• [Excerpt to read]
--- start ---
An estimated 157,000 people—including 43,000 civilians—were killed in Afghanistan between 2001 and 2019. And as many as two million Afghan civilians were killed in the 1970s, 1980s, and 1990s, according to Afghanistan Center for Memory and Dialogue. The victims suffered from a double catastrophe: first losing their lives and then fading from the country’s collective memory.
The pattern of impunity and rewarding violence has been a constant in recent Afghan history, in particular the communist era. After Afghan communists gained power in April 1978, killing civilians en masse and throwing the country into chaos, the Soviet Union invaded to support the regime that faced nationwide resistance. In the nine-year war, the Soviet troops and their Afghan allies deliberately targeted civilian sympathizers of the mujahedeen, some of whom violated humanitarian laws by executing regime forces and rival groups, according to a U.N. report released in 1990.
The Soviets withdrew in April 1988, leaving the civilian killings and atrocities uninvestigated. In the power vacuum created by the Soviets’ exit in 1998 and by the collapse of President Mohammad Najibullah’s government in 1992, Afghan mujahedeen factions turned their guns against each other in Kabul, relying on a strategy of targeting civilians as they vied for power.
Instead of investigating such killings, the leaders of the factions amassed wealth and shared power following the fall of the Taliban regime in 2001. The warlords gained so much power that they were able to block transitional justice efforts over the years, approved a national law to forgive themselves in 2007, and halted the release of a report on their killings by Afghanistan Independent Human Rights Commission in 2012.
The power-sharing politicized justice as well as ethnicity. The warlords portrayed themselves as saviors of certain ethnic groups and the government gave them power in exchange for their support, even though the warlords supported only their patronage networks, pushing ordinary people out. The resentment over past atrocities lived on among the Afghan people as the warlords refused to acknowledge and apologize for civilian killings.
Inclusion of the civilian victims in the negotiations would break the old pattern of short-lived deals and rewarding violence. The chronic war in Afghanistan has destroyed countless lives across three generations. In each episode of the conflict, the armed rivals killed civilians, made deals, forgave themselves, and then turned against each other later on. The cycle has dragged on for more than 40 years.
--- end ---
• [Recorded information]
--- start ---
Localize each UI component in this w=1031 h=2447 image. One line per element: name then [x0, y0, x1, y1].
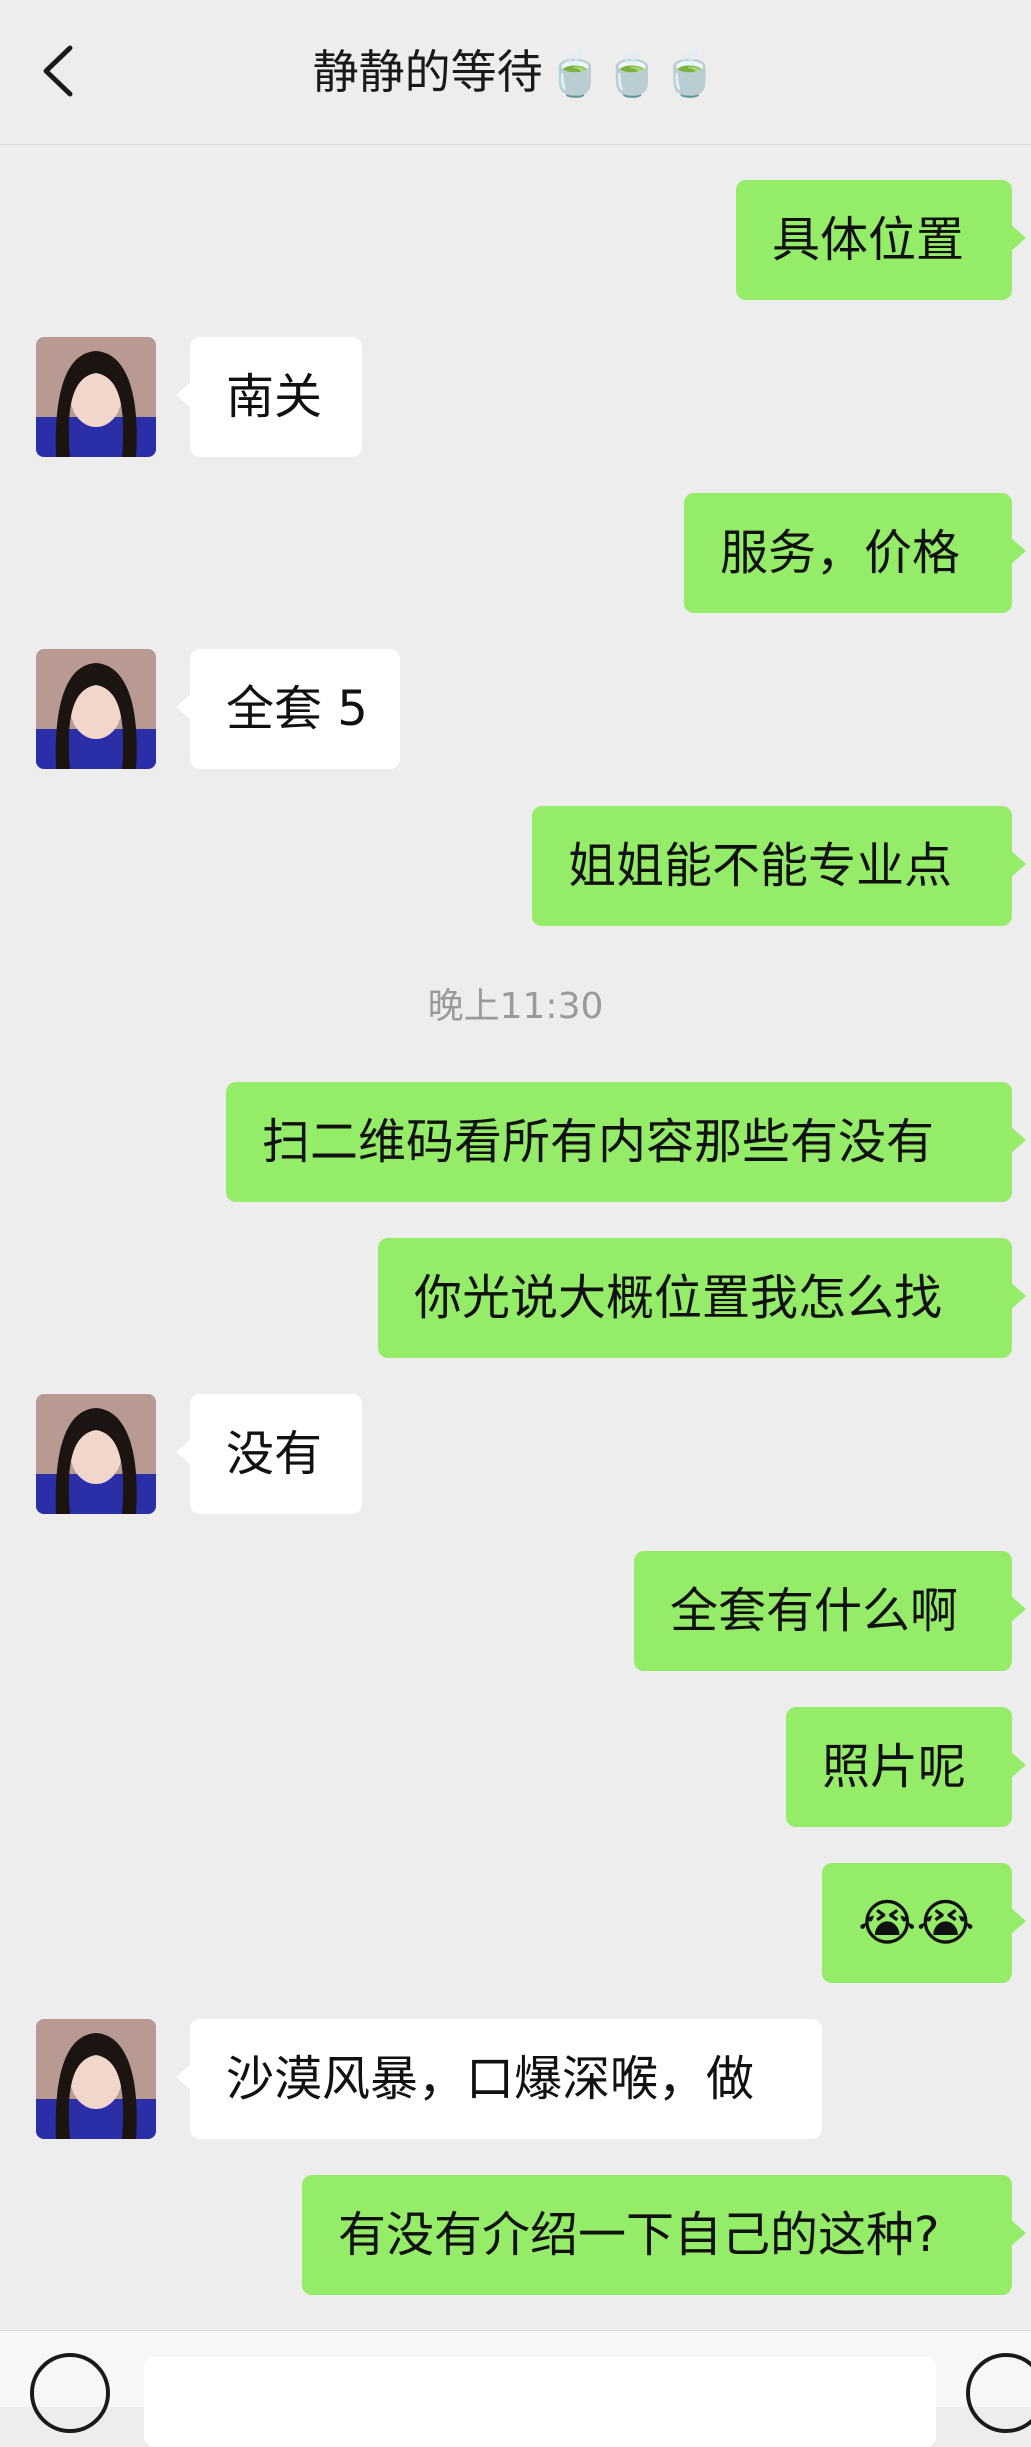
--- end ---
• [Written instruction A] In the text on civilian deaths in Afghanistan, in what year did the warlords approve a national law to forgive themselves?
• [Written instruction B] Continue the text on civilian deaths in Afghanistan from its last sentence.

• [Written answer A] 2007

• [Written answer B]
For a sustainable peace rather than a short-lived deal between the Afghan government and the Taliban, inclusion of the civilian victims of the war in the process plays a crucial role. Activists say that the victims in particular help the peace process to move forward through offering testimony about their suffering. The trouble is that neither side is willing to consider victims as a serious part of the negotiations. If the Taliban, the Afghan government, and warlords admit to their killings of civilians, the victims’ families are likely to forgive them. But to make that happen, there must be some formal body to hear and acknowledge their testimony.
“A political settlement between the Afghan government and the Taliban is just the first phase of the peace process,” said Mohammad Hussain Saramad, the head of research and advocacy at the Afghanistan Commission of Human Rights and Democracy, an NGO. The process lays out social foundation for peace by taking the transitional justice, which includes independent investigations into civilian killings by the parties, acknowledging the victims, seeking amnesty, and possibly paying compensation, said Saramad.
With the slow-motion peace process, the parties to the conflict are yet to show sincere interest in inclusion of the civilian victims in the process. One member of the government negotiating team in peace talks said that there was a loose topic for the victims in government’s agenda for talks with the Taliban. The Taliban did not return requests for comment. Discussing victims hurts both parties’ legitimacy, as they see civilian victims as collateral damage of their holy war and fear losing allies.
At the heart of the demand for justice is recognition of victims rather than criminal investigations into the atrocities to put perpetrators behind bars. A Joint Special Victims’ Committee could be the part of the deal between the Afghan government and the Taliban in a bid to address immediate needs of the war victims’ families—like food, given that many victims were breadwinners. Such a committee would also rebuild the country’s justice system and shatter the culture of impunity in society.
“The legacy of the 40-year war in Afghanistan is not solely destruction of buildings and cities, killing of millions of people, and displacement of millions of others,” said Saramad. “What we are dealing with right now is the destruction of structure of the society. The destruction is fueling violence in the country.”
Fakhria Bayat, who lost her brother in the civil war, said that the public did not understand the human toll of the war, yet. “Me and my family and other families who lost their family members understand the cost of the war,” said Bayat. “The country is becoming a big graveyard packed with wounded and disabled people, drug addicts, murderers, and thieves.”
Masih Ur-Rahman Mubarez, 40, who lost his entire family in a U.S. airstrike in September 2018, has been fighting for justice for his family two years. In Sep. 2018, Mubarez was in his rented room in Iran when he received a phone call from his family. Amina, his wife, told him that there had been a night raid, and soldiers who spoke English, Farsi, and Pashto searched the house, saying they were there to rescue four to six Afghan Special forces from a Taliban prison 400 meters away.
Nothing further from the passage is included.